DATASET EXCERPTS:

━━━━━━━━━━━━━━━━━━━━━━━━━━━━━━

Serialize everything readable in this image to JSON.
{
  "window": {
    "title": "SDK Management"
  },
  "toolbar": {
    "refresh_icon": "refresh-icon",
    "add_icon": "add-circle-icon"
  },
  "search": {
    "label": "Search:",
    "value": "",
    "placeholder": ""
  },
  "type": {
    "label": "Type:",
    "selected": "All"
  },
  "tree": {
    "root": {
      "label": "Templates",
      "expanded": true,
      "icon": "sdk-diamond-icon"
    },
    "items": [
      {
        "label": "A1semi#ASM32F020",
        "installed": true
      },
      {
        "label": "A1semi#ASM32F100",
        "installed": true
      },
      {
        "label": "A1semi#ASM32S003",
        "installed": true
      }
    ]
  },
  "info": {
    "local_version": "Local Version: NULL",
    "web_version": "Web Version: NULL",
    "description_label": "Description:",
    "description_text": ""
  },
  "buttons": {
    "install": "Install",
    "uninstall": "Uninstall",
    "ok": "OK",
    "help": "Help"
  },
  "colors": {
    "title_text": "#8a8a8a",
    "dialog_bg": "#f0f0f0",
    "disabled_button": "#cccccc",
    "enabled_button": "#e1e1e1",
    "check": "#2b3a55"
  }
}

━━━━━━━━━━━━━━━━━━━━━━━━━━━━━━

EXERCISE AIM: Every line above should be printed again exactly as it stands.

RIGHT ANSWER:
Serialize everything readable in this image to JSON.
{
  "window": {
    "title": "SDK Management"
  },
  "toolbar": {
    "refresh_icon": "refresh-icon",
    "add_icon": "add-circle-icon"
  },
  "search": {
    "label": "Search:",
    "value": "",
    "placeholder": ""
  },
  "type": {
    "label": "Type:",
    "selected": "All"
  },
  "tree": {
    "root": {
      "label": "Templates",
      "expanded": true,
      "icon": "sdk-diamond-icon"
    },
    "items": [
      {
        "label": "A1semi#ASM32F020",
        "installed": true
      },
      {
        "label": "A1semi#ASM32F100",
        "installed": true
      },
      {
        "label": "A1semi#ASM32S003",
        "installed": true
      }
    ]
  },
  "info": {
    "local_version": "Local Version: NULL",
    "web_version": "Web Version: NULL",
    "description_label": "Description:",
    "description_text": ""
  },
  "buttons": {
    "install": "Install",
    "uninstall": "Uninstall",
    "ok": "OK",
    "help": "Help"
  },
  "colors": {
    "title_text": "#8a8a8a",
    "dialog_bg": "#f0f0f0",
    "disabled_button": "#cccccc",
    "enabled_button": "#e1e1e1",
    "check": "#2b3a55"
  }
}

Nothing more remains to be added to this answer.